### [Directions]
Take the records underneath and set them down exactly.

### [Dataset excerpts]
<<<<

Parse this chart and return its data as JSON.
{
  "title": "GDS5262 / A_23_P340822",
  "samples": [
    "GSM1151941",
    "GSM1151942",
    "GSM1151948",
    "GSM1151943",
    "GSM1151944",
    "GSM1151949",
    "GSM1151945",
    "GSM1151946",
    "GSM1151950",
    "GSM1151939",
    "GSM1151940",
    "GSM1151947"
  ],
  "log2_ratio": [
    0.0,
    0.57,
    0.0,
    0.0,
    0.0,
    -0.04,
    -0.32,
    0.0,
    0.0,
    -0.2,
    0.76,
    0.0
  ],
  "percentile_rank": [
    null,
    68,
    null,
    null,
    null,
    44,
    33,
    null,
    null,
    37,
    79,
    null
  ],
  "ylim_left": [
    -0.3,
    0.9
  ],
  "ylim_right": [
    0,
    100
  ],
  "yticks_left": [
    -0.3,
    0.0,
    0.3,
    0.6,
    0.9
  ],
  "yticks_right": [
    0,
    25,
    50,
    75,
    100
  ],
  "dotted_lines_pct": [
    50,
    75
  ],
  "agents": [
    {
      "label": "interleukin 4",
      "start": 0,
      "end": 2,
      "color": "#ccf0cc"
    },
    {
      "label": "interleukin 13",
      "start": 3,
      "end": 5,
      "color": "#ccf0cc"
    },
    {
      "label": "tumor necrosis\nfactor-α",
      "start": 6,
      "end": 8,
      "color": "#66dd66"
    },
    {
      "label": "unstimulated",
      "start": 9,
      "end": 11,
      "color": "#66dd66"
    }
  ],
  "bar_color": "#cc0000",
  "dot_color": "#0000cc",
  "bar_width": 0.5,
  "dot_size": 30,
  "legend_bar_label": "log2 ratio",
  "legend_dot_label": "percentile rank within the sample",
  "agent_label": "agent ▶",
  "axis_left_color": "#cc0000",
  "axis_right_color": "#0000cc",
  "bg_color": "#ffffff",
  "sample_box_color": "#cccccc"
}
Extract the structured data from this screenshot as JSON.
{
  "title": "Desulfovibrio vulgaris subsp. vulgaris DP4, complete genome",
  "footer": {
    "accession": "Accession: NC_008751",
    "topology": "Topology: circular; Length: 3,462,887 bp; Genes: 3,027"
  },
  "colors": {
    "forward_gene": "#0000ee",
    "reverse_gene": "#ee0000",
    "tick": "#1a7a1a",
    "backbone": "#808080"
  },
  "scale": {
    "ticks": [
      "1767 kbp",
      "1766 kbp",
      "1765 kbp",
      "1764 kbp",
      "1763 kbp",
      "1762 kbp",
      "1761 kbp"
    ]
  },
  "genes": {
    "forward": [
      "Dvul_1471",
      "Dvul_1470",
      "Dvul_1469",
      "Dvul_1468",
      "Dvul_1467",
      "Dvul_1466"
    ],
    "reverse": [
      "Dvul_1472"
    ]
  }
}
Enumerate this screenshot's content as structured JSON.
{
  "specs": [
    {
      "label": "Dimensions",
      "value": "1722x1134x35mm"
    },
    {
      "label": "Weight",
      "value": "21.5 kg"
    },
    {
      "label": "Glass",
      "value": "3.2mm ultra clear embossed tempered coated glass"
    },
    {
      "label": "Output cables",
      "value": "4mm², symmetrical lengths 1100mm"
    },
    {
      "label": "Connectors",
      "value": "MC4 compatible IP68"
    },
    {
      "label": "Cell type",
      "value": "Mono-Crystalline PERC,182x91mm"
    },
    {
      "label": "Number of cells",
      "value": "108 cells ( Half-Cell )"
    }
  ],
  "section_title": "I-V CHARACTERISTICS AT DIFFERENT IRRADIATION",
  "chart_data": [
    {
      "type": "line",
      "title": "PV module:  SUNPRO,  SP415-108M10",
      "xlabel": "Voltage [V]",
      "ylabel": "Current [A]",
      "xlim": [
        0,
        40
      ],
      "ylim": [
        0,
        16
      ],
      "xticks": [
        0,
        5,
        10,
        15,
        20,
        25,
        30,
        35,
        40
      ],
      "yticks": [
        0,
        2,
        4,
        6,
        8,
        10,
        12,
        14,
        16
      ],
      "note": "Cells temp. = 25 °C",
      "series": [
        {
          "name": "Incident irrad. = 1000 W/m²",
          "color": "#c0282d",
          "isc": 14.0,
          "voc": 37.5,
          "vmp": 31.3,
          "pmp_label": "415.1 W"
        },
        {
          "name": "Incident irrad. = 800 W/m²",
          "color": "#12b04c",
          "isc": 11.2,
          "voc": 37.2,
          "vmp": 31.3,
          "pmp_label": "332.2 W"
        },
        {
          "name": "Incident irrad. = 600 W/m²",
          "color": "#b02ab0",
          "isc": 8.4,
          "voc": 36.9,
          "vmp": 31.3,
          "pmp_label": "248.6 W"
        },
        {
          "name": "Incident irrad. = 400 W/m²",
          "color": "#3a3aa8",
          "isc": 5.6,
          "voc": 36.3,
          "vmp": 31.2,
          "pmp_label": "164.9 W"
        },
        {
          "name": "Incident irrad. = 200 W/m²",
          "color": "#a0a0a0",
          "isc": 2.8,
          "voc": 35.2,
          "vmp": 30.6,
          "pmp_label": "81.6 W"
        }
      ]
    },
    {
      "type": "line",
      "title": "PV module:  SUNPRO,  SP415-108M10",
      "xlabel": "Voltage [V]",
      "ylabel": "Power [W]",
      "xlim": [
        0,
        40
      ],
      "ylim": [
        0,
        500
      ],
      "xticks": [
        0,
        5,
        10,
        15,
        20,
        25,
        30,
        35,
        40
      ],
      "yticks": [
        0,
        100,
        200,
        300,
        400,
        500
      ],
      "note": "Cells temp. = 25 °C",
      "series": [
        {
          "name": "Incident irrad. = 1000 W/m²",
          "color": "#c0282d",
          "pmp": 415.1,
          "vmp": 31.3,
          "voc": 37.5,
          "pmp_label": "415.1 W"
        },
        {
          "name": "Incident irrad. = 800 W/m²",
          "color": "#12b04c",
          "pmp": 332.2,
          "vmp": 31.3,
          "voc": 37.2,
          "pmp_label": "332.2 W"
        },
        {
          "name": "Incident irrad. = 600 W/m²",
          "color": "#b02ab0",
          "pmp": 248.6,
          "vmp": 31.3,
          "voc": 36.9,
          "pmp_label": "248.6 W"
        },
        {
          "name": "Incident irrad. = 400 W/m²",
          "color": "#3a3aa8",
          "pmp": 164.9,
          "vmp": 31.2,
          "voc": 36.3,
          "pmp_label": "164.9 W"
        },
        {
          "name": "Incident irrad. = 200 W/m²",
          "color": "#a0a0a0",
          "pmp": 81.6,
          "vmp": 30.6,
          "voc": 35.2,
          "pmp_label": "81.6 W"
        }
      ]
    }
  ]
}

>>>>

### [Output of the task]
Parse this chart and return its data as JSON.
{
  "title": "GDS5262 / A_23_P340822",
  "samples": [
    "GSM1151941",
    "GSM1151942",
    "GSM1151948",
    "GSM1151943",
    "GSM1151944",
    "GSM1151949",
    "GSM1151945",
    "GSM1151946",
    "GSM1151950",
    "GSM1151939",
    "GSM1151940",
    "GSM1151947"
  ],
  "log2_ratio": [
    0.0,
    0.57,
    0.0,
    0.0,
    0.0,
    -0.04,
    -0.32,
    0.0,
    0.0,
    -0.2,
    0.76,
    0.0
  ],
  "percentile_rank": [
    null,
    68,
    null,
    null,
    null,
    44,
    33,
    null,
    null,
    37,
    79,
    null
  ],
  "ylim_left": [
    -0.3,
    0.9
  ],
  "ylim_right": [
    0,
    100
  ],
  "yticks_left": [
    -0.3,
    0.0,
    0.3,
    0.6,
    0.9
  ],
  "yticks_right": [
    0,
    25,
    50,
    75,
    100
  ],
  "dotted_lines_pct": [
    50,
    75
  ],
  "agents": [
    {
      "label": "interleukin 4",
      "start": 0,
      "end": 2,
      "color": "#ccf0cc"
    },
    {
      "label": "interleukin 13",
      "start": 3,
      "end": 5,
      "color": "#ccf0cc"
    },
    {
      "label": "tumor necrosis\nfactor-α",
      "start": 6,
      "end": 8,
      "color": "#66dd66"
    },
    {
      "label": "unstimulated",
      "start": 9,
      "end": 11,
      "color": "#66dd66"
    }
  ],
  "bar_color": "#cc0000",
  "dot_color": "#0000cc",
  "bar_width": 0.5,
  "dot_size": 30,
  "legend_bar_label": "log2 ratio",
  "legend_dot_label": "percentile rank within the sample",
  "agent_label": "agent ▶",
  "axis_left_color": "#cc0000",
  "axis_right_color": "#0000cc",
  "bg_color": "#ffffff",
  "sample_box_color": "#cccccc"
}
Extract the structured data from this screenshot as JSON.
{
  "title": "Desulfovibrio vulgaris subsp. vulgaris DP4, complete genome",
  "footer": {
    "accession": "Accession: NC_008751",
    "topology": "Topology: circular; Length: 3,462,887 bp; Genes: 3,027"
  },
  "colors": {
    "forward_gene": "#0000ee",
    "reverse_gene": "#ee0000",
    "tick": "#1a7a1a",
    "backbone": "#808080"
  },
  "scale": {
    "ticks": [
      "1767 kbp",
      "1766 kbp",
      "1765 kbp",
      "1764 kbp",
      "1763 kbp",
      "1762 kbp",
      "1761 kbp"
    ]
  },
  "genes": {
    "forward": [
      "Dvul_1471",
      "Dvul_1470",
      "Dvul_1469",
      "Dvul_1468",
      "Dvul_1467",
      "Dvul_1466"
    ],
    "reverse": [
      "Dvul_1472"
    ]
  }
}
Enumerate this screenshot's content as structured JSON.
{
  "specs": [
    {
      "label": "Dimensions",
      "value": "1722x1134x35mm"
    },
    {
      "label": "Weight",
      "value": "21.5 kg"
    },
    {
      "label": "Glass",
      "value": "3.2mm ultra clear embossed tempered coated glass"
    },
    {
      "label": "Output cables",
      "value": "4mm², symmetrical lengths 1100mm"
    },
    {
      "label": "Connectors",
      "value": "MC4 compatible IP68"
    },
    {
      "label": "Cell type",
      "value": "Mono-Crystalline PERC,182x91mm"
    },
    {
      "label": "Number of cells",
      "value": "108 cells ( Half-Cell )"
    }
  ],
  "section_title": "I-V CHARACTERISTICS AT DIFFERENT IRRADIATION",
  "chart_data": [
    {
      "type": "line",
      "title": "PV module:  SUNPRO,  SP415-108M10",
      "xlabel": "Voltage [V]",
      "ylabel": "Current [A]",
      "xlim": [
        0,
        40
      ],
      "ylim": [
        0,
        16
      ],
      "xticks": [
        0,
        5,
        10,
        15,
        20,
        25,
        30,
        35,
        40
      ],
      "yticks": [
        0,
        2,
        4,
        6,
        8,
        10,
        12,
        14,
        16
      ],
      "note": "Cells temp. = 25 °C",
      "series": [
        {
          "name": "Incident irrad. = 1000 W/m²",
          "color": "#c0282d",
          "isc": 14.0,
          "voc": 37.5,
          "vmp": 31.3,
          "pmp_label": "415.1 W"
        },
        {
          "name": "Incident irrad. = 800 W/m²",
          "color": "#12b04c",
          "isc": 11.2,
          "voc": 37.2,
          "vmp": 31.3,
          "pmp_label": "332.2 W"
        },
        {
          "name": "Incident irrad. = 600 W/m²",
          "color": "#b02ab0",
          "isc": 8.4,
          "voc": 36.9,
          "vmp": 31.3,
          "pmp_label": "248.6 W"
        },
        {
          "name": "Incident irrad. = 400 W/m²",
          "color": "#3a3aa8",
          "isc": 5.6,
          "voc": 36.3,
          "vmp": 31.2,
          "pmp_label": "164.9 W"
        },
        {
          "name": "Incident irrad. = 200 W/m²",
          "color": "#a0a0a0",
          "isc": 2.8,
          "voc": 35.2,
          "vmp": 30.6,
          "pmp_label": "81.6 W"
        }
      ]
    },
    {
      "type": "line",
      "title": "PV module:  SUNPRO,  SP415-108M10",
      "xlabel": "Voltage [V]",
      "ylabel": "Power [W]",
      "xlim": [
        0,
        40
      ],
      "ylim": [
        0,
        500
      ],
      "xticks": [
        0,
        5,
        10,
        15,
        20,
        25,
        30,
        35,
        40
      ],
      "yticks": [
        0,
        100,
        200,
        300,
        400,
        500
      ],
      "note": "Cells temp. = 25 °C",
      "series": [
        {
          "name": "Incident irrad. = 1000 W/m²",
          "color": "#c0282d",
          "pmp": 415.1,
          "vmp": 31.3,
          "voc": 37.5,
          "pmp_label": "415.1 W"
        },
        {
          "name": "Incident irrad. = 800 W/m²",
          "color": "#12b04c",
          "pmp": 332.2,
          "vmp": 31.3,
          "voc": 37.2,
          "pmp_label": "332.2 W"
        },
        {
          "name": "Incident irrad. = 600 W/m²",
          "color": "#b02ab0",
          "pmp": 248.6,
          "vmp": 31.3,
          "voc": 36.9,
          "pmp_label": "248.6 W"
        },
        {
          "name": "Incident irrad. = 400 W/m²",
          "color": "#3a3aa8",
          "pmp": 164.9,
          "vmp": 31.2,
          "voc": 36.3,
          "pmp_label": "164.9 W"
        },
        {
          "name": "Incident irrad. = 200 W/m²",
          "color": "#a0a0a0",
          "pmp": 81.6,
          "vmp": 30.6,
          "voc": 35.2,
          "pmp_label": "81.6 W"
        }
      ]
    }
  ]
}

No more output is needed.